• WHAT YOU SHOULD DO:
Print the entries verbatim, leaving out the images they contain.

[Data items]
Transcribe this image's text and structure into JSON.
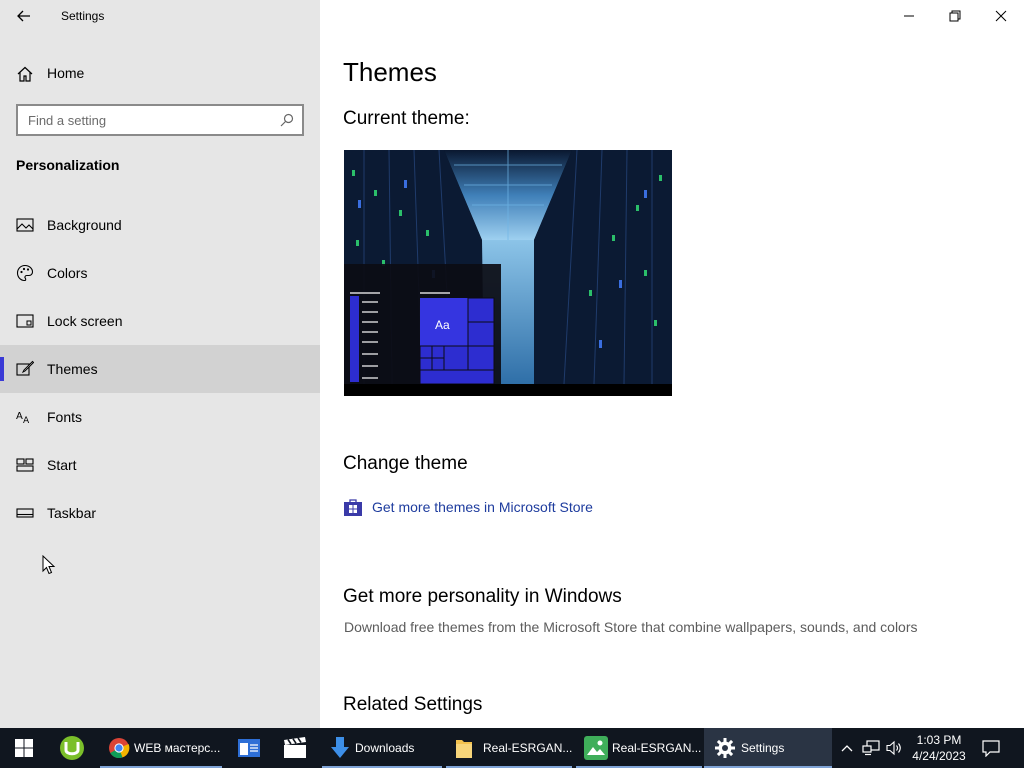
{
  "window": {
    "title": "Settings",
    "controls": {
      "minimize": "minimize-icon",
      "restore": "restore-icon",
      "close": "close-icon"
    }
  },
  "sidebar": {
    "home_label": "Home",
    "search_placeholder": "Find a setting",
    "section_heading": "Personalization",
    "items": [
      {
        "label": "Background",
        "icon": "picture-icon"
      },
      {
        "label": "Colors",
        "icon": "palette-icon"
      },
      {
        "label": "Lock screen",
        "icon": "lock-screen-icon"
      },
      {
        "label": "Themes",
        "icon": "brush-icon",
        "selected": true
      },
      {
        "label": "Fonts",
        "icon": "font-icon"
      },
      {
        "label": "Start",
        "icon": "start-layout-icon"
      },
      {
        "label": "Taskbar",
        "icon": "taskbar-icon"
      }
    ]
  },
  "main": {
    "title": "Themes",
    "current_theme_heading": "Current theme:",
    "preview_tile_text": "Aa",
    "change_theme_heading": "Change theme",
    "store_link": "Get more themes in Microsoft Store",
    "personality_heading": "Get more personality in Windows",
    "personality_desc": "Download free themes from the Microsoft Store that combine wallpapers, sounds, and colors",
    "related_heading": "Related Settings"
  },
  "taskbar": {
    "items": [
      {
        "label": "",
        "icon": "windows-start-icon"
      },
      {
        "label": "",
        "icon": "utorrent-icon"
      },
      {
        "label": "WEB мастерс...",
        "icon": "chrome-icon"
      },
      {
        "label": "",
        "icon": "app-window-icon"
      },
      {
        "label": "",
        "icon": "clapperboard-icon"
      },
      {
        "label": "Downloads",
        "icon": "download-arrow-icon"
      },
      {
        "label": "Real-ESRGAN...",
        "icon": "folder-icon"
      },
      {
        "label": "Real-ESRGAN...",
        "icon": "image-viewer-icon"
      },
      {
        "label": "Settings",
        "icon": "gear-icon",
        "active": true
      }
    ],
    "time": "1:03 PM",
    "date": "4/24/2023"
  },
  "colors": {
    "accent": "#3a3ad6",
    "link": "#1e3c9e",
    "sidebar_bg": "#e6e6e6",
    "taskbar_bg": "#10161f"
  }
}
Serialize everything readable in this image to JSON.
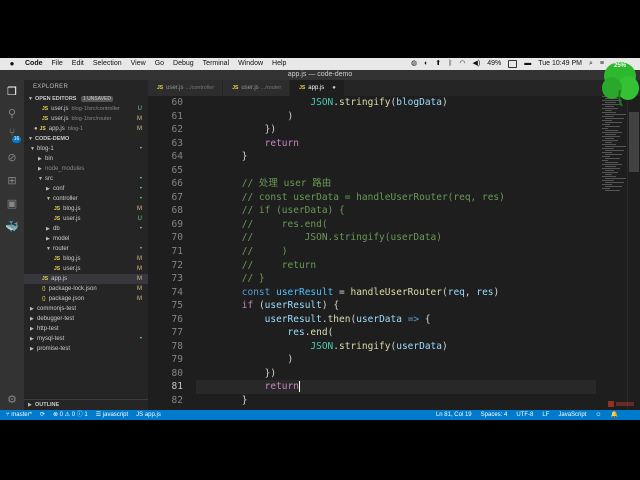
{
  "menubar": {
    "app": "Code",
    "items": [
      "File",
      "Edit",
      "Selection",
      "View",
      "Go",
      "Debug",
      "Terminal",
      "Window",
      "Help"
    ],
    "battery": "49%",
    "clock": "Tue 10:49 PM"
  },
  "window": {
    "title": "app.js — code-demo"
  },
  "overlay_badge": "25%",
  "activity_badge": "16",
  "sidebar": {
    "title": "EXPLORER",
    "open_editors": {
      "label": "OPEN EDITORS",
      "unsaved": "1 UNSAVED"
    },
    "open_files": [
      {
        "name": "user.js",
        "desc": "blog-1/src/controller",
        "status": "U"
      },
      {
        "name": "user.js",
        "desc": "blog-1/src/router",
        "status": "M"
      },
      {
        "name": "app.js",
        "desc": "blog-1",
        "status": "M"
      }
    ],
    "project": "CODE-DEMO",
    "tree": [
      {
        "name": "blog-1",
        "status": "•"
      },
      {
        "name": "bin",
        "status": ""
      },
      {
        "name": "node_modules",
        "status": ""
      },
      {
        "name": "src",
        "status": "•"
      },
      {
        "name": "conf",
        "status": "•"
      },
      {
        "name": "controller",
        "status": "•"
      },
      {
        "name": "blog.js",
        "status": "M"
      },
      {
        "name": "user.js",
        "status": "U"
      },
      {
        "name": "db",
        "status": "•"
      },
      {
        "name": "model",
        "status": ""
      },
      {
        "name": "router",
        "status": "•"
      },
      {
        "name": "blog.js",
        "status": "M"
      },
      {
        "name": "user.js",
        "status": "M"
      },
      {
        "name": "app.js",
        "status": "M"
      },
      {
        "name": "package-lock.json",
        "status": "M"
      },
      {
        "name": "package.json",
        "status": "M"
      },
      {
        "name": "commonjs-test",
        "status": ""
      },
      {
        "name": "debugger-test",
        "status": ""
      },
      {
        "name": "http-test",
        "status": ""
      },
      {
        "name": "mysql-test",
        "status": "•"
      },
      {
        "name": "promise-test",
        "status": ""
      }
    ],
    "outline": "OUTLINE"
  },
  "tabs": [
    {
      "name": "user.js",
      "path": ".../controller"
    },
    {
      "name": "user.js",
      "path": ".../router"
    },
    {
      "name": "app.js",
      "path": ""
    }
  ],
  "editor": {
    "line_numbers": [
      "60",
      "61",
      "62",
      "63",
      "64",
      "65",
      "66",
      "67",
      "68",
      "69",
      "70",
      "71",
      "72",
      "73",
      "74",
      "75",
      "76",
      "77",
      "78",
      "79",
      "80",
      "81",
      "82"
    ],
    "lines": [
      "                    JSON.stringify(blogData)",
      "                )",
      "            })",
      "            return",
      "        }",
      "",
      "        // 处理 user 路由",
      "        // const userData = handleUserRouter(req, res)",
      "        // if (userData) {",
      "        //     res.end(",
      "        //         JSON.stringify(userData)",
      "        //     )",
      "        //     return",
      "        // }",
      "        const userResult = handleUserRouter(req, res)",
      "        if (userResult) {",
      "            userResult.then(userData => {",
      "                res.end(",
      "                    JSON.stringify(userData)",
      "                )",
      "            })",
      "            return",
      "        }"
    ]
  },
  "statusbar": {
    "branch": "master*",
    "sync": "⟳",
    "problems": "⊗ 0 ⚠ 0 ⓘ 1",
    "language_mode": "javascript",
    "file": "app.js",
    "position": "Ln 81, Col 19",
    "spaces": "Spaces: 4",
    "encoding": "UTF-8",
    "eol": "LF",
    "language": "JavaScript"
  }
}
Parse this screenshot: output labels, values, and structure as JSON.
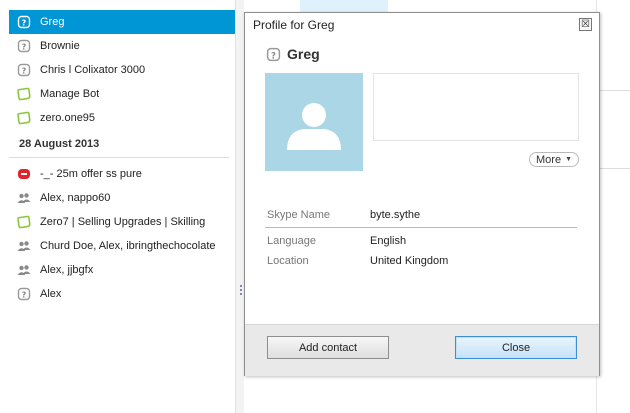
{
  "contacts_top": [
    {
      "label": "Greg",
      "icon": "skype-unknown-icon",
      "selected": true
    },
    {
      "label": "Brownie",
      "icon": "skype-unknown-icon"
    },
    {
      "label": "Chris l Colixator 3000",
      "icon": "skype-unknown-icon"
    },
    {
      "label": "Manage Bot",
      "icon": "status-online-icon"
    },
    {
      "label": "zero.one95",
      "icon": "status-online-icon"
    }
  ],
  "date_group": "28 August 2013",
  "contacts_bottom": [
    {
      "label": "-_- 25m offer ss pure",
      "icon": "skype-blocked-icon"
    },
    {
      "label": "Alex, nappo60",
      "icon": "group-chat-icon"
    },
    {
      "label": "Zero7 | Selling Upgrades | Skilling",
      "icon": "status-online-icon"
    },
    {
      "label": "Churd Doe, Alex, ibringthechocolate",
      "icon": "group-chat-icon"
    },
    {
      "label": "Alex, jjbgfx",
      "icon": "group-chat-icon"
    },
    {
      "label": "Alex",
      "icon": "skype-unknown-icon"
    }
  ],
  "dialog": {
    "title": "Profile for Greg",
    "close_glyph": "☒",
    "name": "Greg",
    "more_label": "More",
    "skype_name_label": "Skype Name",
    "skype_name_value": "byte.sythe",
    "language_label": "Language",
    "language_value": "English",
    "location_label": "Location",
    "location_value": "United Kingdom",
    "add_contact_label": "Add contact",
    "close_label": "Close"
  },
  "colors": {
    "selected_bg": "#0096d6",
    "avatar_bg": "#aad6e6",
    "online_green": "#8cc63e",
    "blocked_red": "#e0242c"
  }
}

• RESPONSE:
Transcribe this image's text and structure into JSON.
{
  "window": {
    "title": "Settings",
    "controls": {
      "minimize": "minimize-icon",
      "restore": "restore-icon",
      "close": "close-icon"
    }
  },
  "sidebar": {
    "home_label": "Home",
    "search_placeholder": "Find a setting",
    "section_heading": "Personalization",
    "items": [
      {
        "label": "Background",
        "icon": "picture-icon"
      },
      {
        "label": "Colors",
        "icon": "palette-icon"
      },
      {
        "label": "Lock screen",
        "icon": "lock-screen-icon"
      },
      {
        "label": "Themes",
        "icon": "brush-icon",
        "selected": true
      },
      {
        "label": "Fonts",
        "icon": "font-icon"
      },
      {
        "label": "Start",
        "icon": "start-layout-icon"
      },
      {
        "label": "Taskbar",
        "icon": "taskbar-icon"
      }
    ]
  },
  "main": {
    "title": "Themes",
    "current_theme_heading": "Current theme:",
    "preview_tile_text": "Aa",
    "change_theme_heading": "Change theme",
    "store_link": "Get more themes in Microsoft Store",
    "personality_heading": "Get more personality in Windows",
    "personality_desc": "Download free themes from the Microsoft Store that combine wallpapers, sounds, and colors",
    "related_heading": "Related Settings"
  },
  "taskbar": {
    "items": [
      {
        "label": "",
        "icon": "windows-start-icon"
      },
      {
        "label": "",
        "icon": "utorrent-icon"
      },
      {
        "label": "WEB мастерс...",
        "icon": "chrome-icon"
      },
      {
        "label": "",
        "icon": "app-window-icon"
      },
      {
        "label": "",
        "icon": "clapperboard-icon"
      },
      {
        "label": "Downloads",
        "icon": "download-arrow-icon"
      },
      {
        "label": "Real-ESRGAN...",
        "icon": "folder-icon"
      },
      {
        "label": "Real-ESRGAN...",
        "icon": "image-viewer-icon"
      },
      {
        "label": "Settings",
        "icon": "gear-icon",
        "active": true
      }
    ],
    "time": "1:03 PM",
    "date": "4/24/2023"
  },
  "colors": {
    "accent": "#3a3ad6",
    "link": "#1e3c9e",
    "sidebar_bg": "#e6e6e6",
    "taskbar_bg": "#10161f"
  }
}
Serialize everything readable in this image to JSON.
{
  "menubar": {
    "app": "Code",
    "items": [
      "File",
      "Edit",
      "Selection",
      "View",
      "Go",
      "Debug",
      "Terminal",
      "Window",
      "Help"
    ],
    "battery": "49%",
    "clock": "Tue 10:49 PM"
  },
  "window": {
    "title": "app.js — code-demo"
  },
  "overlay_badge": "25%",
  "activity_badge": "16",
  "sidebar": {
    "title": "EXPLORER",
    "open_editors": {
      "label": "OPEN EDITORS",
      "unsaved": "1 UNSAVED"
    },
    "open_files": [
      {
        "name": "user.js",
        "desc": "blog-1/src/controller",
        "status": "U"
      },
      {
        "name": "user.js",
        "desc": "blog-1/src/router",
        "status": "M"
      },
      {
        "name": "app.js",
        "desc": "blog-1",
        "status": "M"
      }
    ],
    "project": "CODE-DEMO",
    "tree": [
      {
        "name": "blog-1",
        "status": "•"
      },
      {
        "name": "bin",
        "status": ""
      },
      {
        "name": "node_modules",
        "status": ""
      },
      {
        "name": "src",
        "status": "•"
      },
      {
        "name": "conf",
        "status": "•"
      },
      {
        "name": "controller",
        "status": "•"
      },
      {
        "name": "blog.js",
        "status": "M"
      },
      {
        "name": "user.js",
        "status": "U"
      },
      {
        "name": "db",
        "status": "•"
      },
      {
        "name": "model",
        "status": ""
      },
      {
        "name": "router",
        "status": "•"
      },
      {
        "name": "blog.js",
        "status": "M"
      },
      {
        "name": "user.js",
        "status": "M"
      },
      {
        "name": "app.js",
        "status": "M"
      },
      {
        "name": "package-lock.json",
        "status": "M"
      },
      {
        "name": "package.json",
        "status": "M"
      },
      {
        "name": "commonjs-test",
        "status": ""
      },
      {
        "name": "debugger-test",
        "status": ""
      },
      {
        "name": "http-test",
        "status": ""
      },
      {
        "name": "mysql-test",
        "status": "•"
      },
      {
        "name": "promise-test",
        "status": ""
      }
    ],
    "outline": "OUTLINE"
  },
  "tabs": [
    {
      "name": "user.js",
      "path": ".../controller"
    },
    {
      "name": "user.js",
      "path": ".../router"
    },
    {
      "name": "app.js",
      "path": ""
    }
  ],
  "editor": {
    "line_numbers": [
      "60",
      "61",
      "62",
      "63",
      "64",
      "65",
      "66",
      "67",
      "68",
      "69",
      "70",
      "71",
      "72",
      "73",
      "74",
      "75",
      "76",
      "77",
      "78",
      "79",
      "80",
      "81",
      "82"
    ],
    "lines": [
      "                    JSON.stringify(blogData)",
      "                )",
      "            })",
      "            return",
      "        }",
      "",
      "        // 处理 user 路由",
      "        // const userData = handleUserRouter(req, res)",
      "        // if (userData) {",
      "        //     res.end(",
      "        //         JSON.stringify(userData)",
      "        //     )",
      "        //     return",
      "        // }",
      "        const userResult = handleUserRouter(req, res)",
      "        if (userResult) {",
      "            userResult.then(userData => {",
      "                res.end(",
      "                    JSON.stringify(userData)",
      "                )",
      "            })",
      "            return",
      "        }"
    ]
  },
  "statusbar": {
    "branch": "master*",
    "sync": "⟳",
    "problems": "⊗ 0 ⚠ 0 ⓘ 1",
    "language_mode": "javascript",
    "file": "app.js",
    "position": "Ln 81, Col 19",
    "spaces": "Spaces: 4",
    "encoding": "UTF-8",
    "eol": "LF",
    "language": "JavaScript"
  }
}
Parse this screenshot: output labels, values, and structure as JSON.
{
  "contacts_top": [
    {
      "label": "Greg",
      "icon": "skype-unknown-icon",
      "selected": true
    },
    {
      "label": "Brownie",
      "icon": "skype-unknown-icon"
    },
    {
      "label": "Chris l Colixator 3000",
      "icon": "skype-unknown-icon"
    },
    {
      "label": "Manage Bot",
      "icon": "status-online-icon"
    },
    {
      "label": "zero.one95",
      "icon": "status-online-icon"
    }
  ],
  "date_group": "28 August 2013",
  "contacts_bottom": [
    {
      "label": "-_- 25m offer ss pure",
      "icon": "skype-blocked-icon"
    },
    {
      "label": "Alex, nappo60",
      "icon": "group-chat-icon"
    },
    {
      "label": "Zero7 | Selling Upgrades | Skilling",
      "icon": "status-online-icon"
    },
    {
      "label": "Churd Doe, Alex, ibringthechocolate",
      "icon": "group-chat-icon"
    },
    {
      "label": "Alex, jjbgfx",
      "icon": "group-chat-icon"
    },
    {
      "label": "Alex",
      "icon": "skype-unknown-icon"
    }
  ],
  "dialog": {
    "title": "Profile for Greg",
    "close_glyph": "☒",
    "name": "Greg",
    "more_label": "More",
    "skype_name_label": "Skype Name",
    "skype_name_value": "byte.sythe",
    "language_label": "Language",
    "language_value": "English",
    "location_label": "Location",
    "location_value": "United Kingdom",
    "add_contact_label": "Add contact",
    "close_label": "Close"
  },
  "colors": {
    "selected_bg": "#0096d6",
    "avatar_bg": "#aad6e6",
    "online_green": "#8cc63e",
    "blocked_red": "#e0242c"
  }
}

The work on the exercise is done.